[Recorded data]
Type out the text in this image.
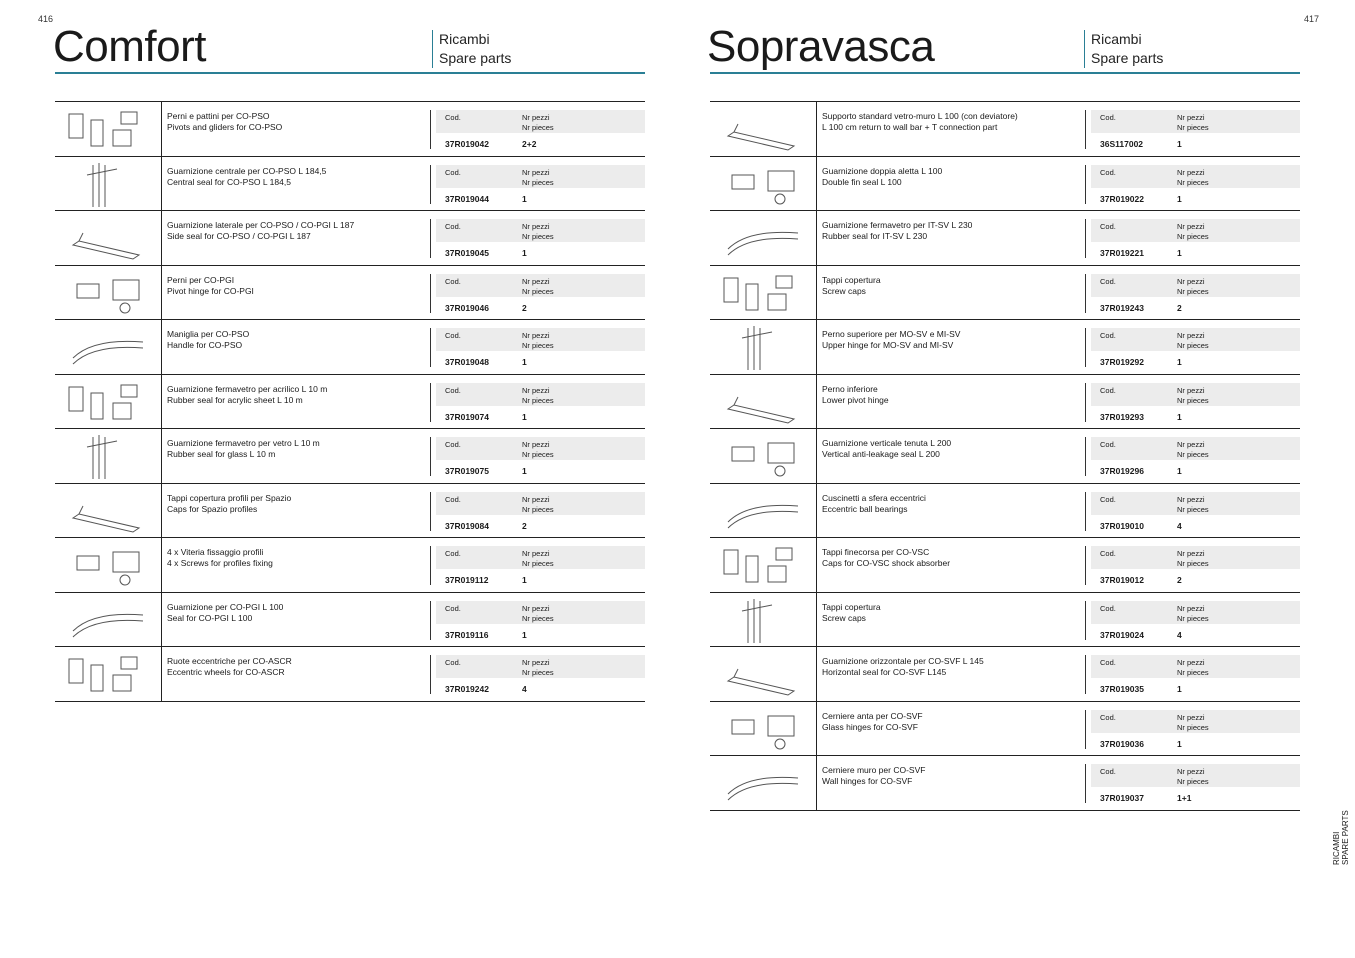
416
Comfort	Ricambi
Spare parts
Perni e pattini per CO-PSO
Pivots and gliders for CO-PSO
Cod.	Nr pezzi
Nr pieces
37R019042	2+2
Guarnizione centrale per CO-PSO L 184,5
Central seal for CO-PSO L 184,5
Cod.	Nr pezzi
Nr pieces
37R019044	1
Guarnizione laterale per CO-PSO / CO-PGI L 187
Side seal for CO-PSO / CO-PGI L 187
Cod.	Nr pezzi
Nr pieces
37R019045	1
Perni per CO-PGI
Pivot hinge for CO-PGI
Cod.	Nr pezzi
Nr pieces
37R019046	2
Maniglia per CO-PSO
Handle for CO-PSO
Cod.	Nr pezzi
Nr pieces
37R019048	1
Guarnizione fermavetro per acrilico L 10 m
Rubber seal for acrylic sheet L 10 m
Cod.	Nr pezzi
Nr pieces
37R019074	1
Guarnizione fermavetro per vetro L 10 m
Rubber seal for glass L 10 m
Cod.	Nr pezzi
Nr pieces
37R019075	1
Tappi copertura profili per Spazio
Caps for Spazio profiles
Cod.	Nr pezzi
Nr pieces
37R019084	2
4 x Viteria fissaggio profili
4 x Screws for profiles fixing
Cod.	Nr pezzi
Nr pieces
37R019112	1
Guarnizione per CO-PGI L 100
Seal for CO-PGI L 100
Cod.	Nr pezzi
Nr pieces
37R019116	1
Ruote eccentriche per CO-ASCR
Eccentric wheels for CO-ASCR
Cod.	Nr pezzi
Nr pieces
37R019242	4
417
Sopravasca	Ricambi
Spare parts
Supporto standard vetro-muro L 100 (con deviatore)
L 100 cm return to wall bar + T connection part
Cod.	Nr pezzi
Nr pieces
36S117002	1
Guarnizione doppia aletta L 100
Double fin seal L 100
Cod.	Nr pezzi
Nr pieces
37R019022	1
Guarnizione fermavetro per IT-SV L 230
Rubber seal for IT-SV L 230
Cod.	Nr pezzi
Nr pieces
37R019221	1
Tappi copertura
Screw caps
Cod.	Nr pezzi
Nr pieces
37R019243	2
Perno superiore per MO-SV e MI-SV
Upper hinge for MO-SV and MI-SV
Cod.	Nr pezzi
Nr pieces
37R019292	1
Perno inferiore
Lower pivot hinge
Cod.	Nr pezzi
Nr pieces
37R019293	1
Guarnizione verticale tenuta L 200
Vertical anti-leakage seal L 200
Cod.	Nr pezzi
Nr pieces
37R019296	1
Cuscinetti a sfera eccentrici
Eccentric ball bearings
Cod.	Nr pezzi
Nr pieces
37R019010	4
Tappi finecorsa per CO-VSC
Caps for CO-VSC shock absorber
Cod.	Nr pezzi
Nr pieces
37R019012	2
Tappi copertura
Screw caps
Cod.	Nr pezzi
Nr pieces
37R019024	4
Guarnizione orizzontale per CO-SVF L 145
Horizontal seal for CO-SVF L145
Cod.	Nr pezzi
Nr pieces
37R019035	1
Cerniere anta per CO-SVF
Glass hinges for CO-SVF
Cod.	Nr pezzi
Nr pieces
37R019036	1
Cerniere muro per CO-SVF
Wall hinges for CO-SVF
Cod.	Nr pezzi
Nr pieces
37R019037	1+1
RICAMBI SPARE PARTS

-- Short problem --
Select and copy every line from the records that includes the word "Guarnizione".

-- Answer in full --
Guarnizione centrale per CO-PSO L 184,5
Guarnizione laterale per CO-PSO / CO-PGI L 187
Guarnizione fermavetro per acrilico L 10 m
Guarnizione fermavetro per vetro L 10 m
Guarnizione per CO-PGI L 100
Guarnizione doppia aletta L 100
Guarnizione fermavetro per IT-SV L 230
Guarnizione verticale tenuta L 200
Guarnizione orizzontale per CO-SVF L 145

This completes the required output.